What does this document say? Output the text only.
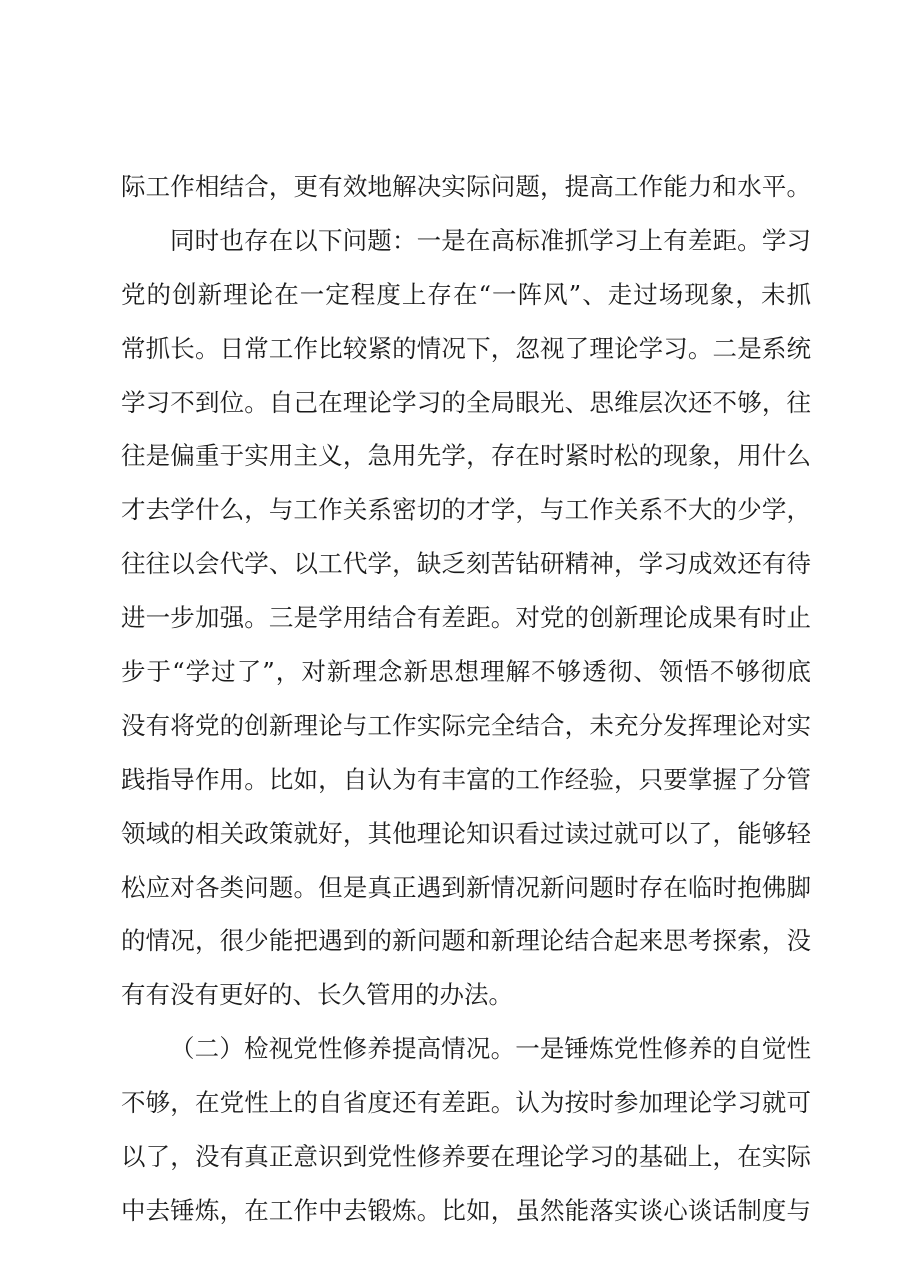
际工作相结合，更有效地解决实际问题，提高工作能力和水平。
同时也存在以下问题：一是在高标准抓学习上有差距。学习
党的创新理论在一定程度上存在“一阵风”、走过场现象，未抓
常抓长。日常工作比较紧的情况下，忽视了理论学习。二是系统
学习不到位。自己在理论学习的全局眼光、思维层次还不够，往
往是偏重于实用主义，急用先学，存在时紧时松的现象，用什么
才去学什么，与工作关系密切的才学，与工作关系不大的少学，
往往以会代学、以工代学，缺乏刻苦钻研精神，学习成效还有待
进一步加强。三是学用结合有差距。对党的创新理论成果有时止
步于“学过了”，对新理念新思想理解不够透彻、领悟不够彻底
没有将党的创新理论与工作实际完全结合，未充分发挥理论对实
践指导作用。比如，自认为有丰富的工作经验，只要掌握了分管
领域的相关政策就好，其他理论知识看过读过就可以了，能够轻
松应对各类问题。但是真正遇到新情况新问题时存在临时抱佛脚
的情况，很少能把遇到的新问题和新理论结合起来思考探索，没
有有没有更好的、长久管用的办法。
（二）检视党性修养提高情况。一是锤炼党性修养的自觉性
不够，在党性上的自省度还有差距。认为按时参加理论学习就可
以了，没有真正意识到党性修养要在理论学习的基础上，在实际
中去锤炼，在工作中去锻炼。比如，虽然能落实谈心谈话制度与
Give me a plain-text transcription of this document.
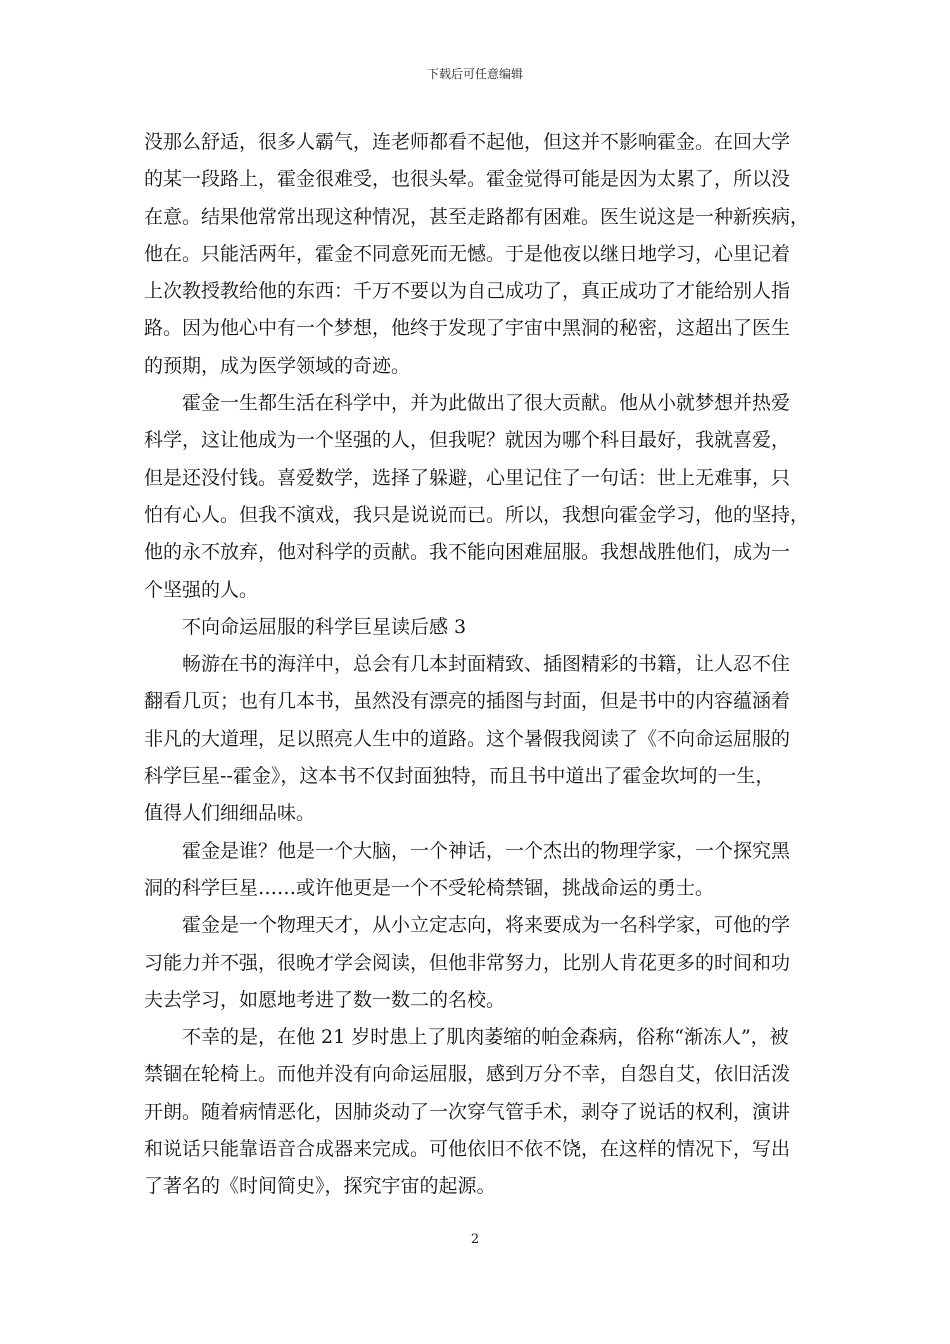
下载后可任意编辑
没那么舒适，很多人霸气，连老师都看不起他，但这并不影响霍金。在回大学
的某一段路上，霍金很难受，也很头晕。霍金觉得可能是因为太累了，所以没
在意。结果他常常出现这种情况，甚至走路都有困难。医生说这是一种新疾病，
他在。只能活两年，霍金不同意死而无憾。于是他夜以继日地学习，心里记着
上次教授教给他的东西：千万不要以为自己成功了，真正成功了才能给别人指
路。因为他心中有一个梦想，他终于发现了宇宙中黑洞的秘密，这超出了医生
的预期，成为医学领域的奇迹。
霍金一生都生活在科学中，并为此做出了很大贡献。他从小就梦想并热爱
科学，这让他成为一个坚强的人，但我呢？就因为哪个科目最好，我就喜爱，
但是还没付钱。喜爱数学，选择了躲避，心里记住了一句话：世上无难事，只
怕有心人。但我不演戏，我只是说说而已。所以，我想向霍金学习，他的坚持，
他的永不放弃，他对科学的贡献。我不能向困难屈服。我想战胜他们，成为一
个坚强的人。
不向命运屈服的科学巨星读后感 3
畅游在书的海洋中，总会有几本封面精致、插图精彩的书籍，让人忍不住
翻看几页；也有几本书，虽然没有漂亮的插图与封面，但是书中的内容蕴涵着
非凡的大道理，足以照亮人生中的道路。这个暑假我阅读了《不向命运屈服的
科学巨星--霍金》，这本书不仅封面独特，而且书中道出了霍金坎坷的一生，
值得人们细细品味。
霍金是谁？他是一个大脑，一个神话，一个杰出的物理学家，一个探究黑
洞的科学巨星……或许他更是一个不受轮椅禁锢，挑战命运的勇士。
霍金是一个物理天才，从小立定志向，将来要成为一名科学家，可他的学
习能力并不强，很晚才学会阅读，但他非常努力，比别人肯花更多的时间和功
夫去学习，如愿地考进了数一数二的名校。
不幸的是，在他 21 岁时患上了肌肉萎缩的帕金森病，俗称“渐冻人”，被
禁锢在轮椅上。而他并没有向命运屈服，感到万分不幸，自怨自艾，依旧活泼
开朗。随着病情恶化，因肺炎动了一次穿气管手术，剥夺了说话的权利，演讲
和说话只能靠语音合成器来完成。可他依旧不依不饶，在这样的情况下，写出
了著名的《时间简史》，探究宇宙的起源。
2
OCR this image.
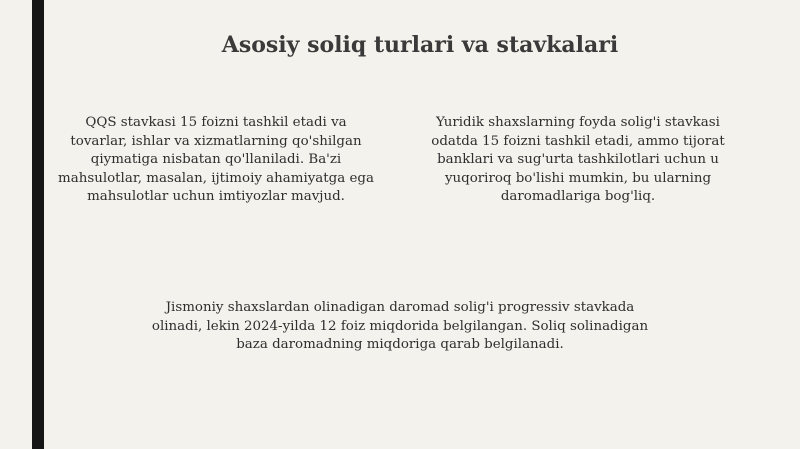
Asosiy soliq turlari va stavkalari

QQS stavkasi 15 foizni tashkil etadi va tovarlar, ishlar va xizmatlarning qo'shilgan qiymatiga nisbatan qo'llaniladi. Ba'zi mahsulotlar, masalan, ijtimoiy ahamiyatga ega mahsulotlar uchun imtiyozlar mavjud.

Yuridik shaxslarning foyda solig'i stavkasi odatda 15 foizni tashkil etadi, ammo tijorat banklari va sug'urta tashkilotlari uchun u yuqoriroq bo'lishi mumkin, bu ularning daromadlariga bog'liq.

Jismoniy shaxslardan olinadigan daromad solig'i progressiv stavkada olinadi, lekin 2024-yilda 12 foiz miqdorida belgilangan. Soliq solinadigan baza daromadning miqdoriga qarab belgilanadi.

▶ [Problem]
In the records above, locate every line with the string "stavkasi" and copy it.

▶ [Exercise result]
QQS stavkasi 15 foizni tashkil etadi va tovarlar, ishlar va xizmatlarning qo'shilgan qiymatiga nisbatan qo'llaniladi. Ba'zi mahsulotlar, masalan, ijtimoiy ahamiyatga ega mahsulotlar uchun imtiyozlar mavjud.
Yuridik shaxslarning foyda solig'i stavkasi odatda 15 foizni tashkil etadi, ammo tijorat banklari va sug'urta tashkilotlari uchun u yuqoriroq bo'lishi mumkin, bu ularning daromadlariga bog'liq.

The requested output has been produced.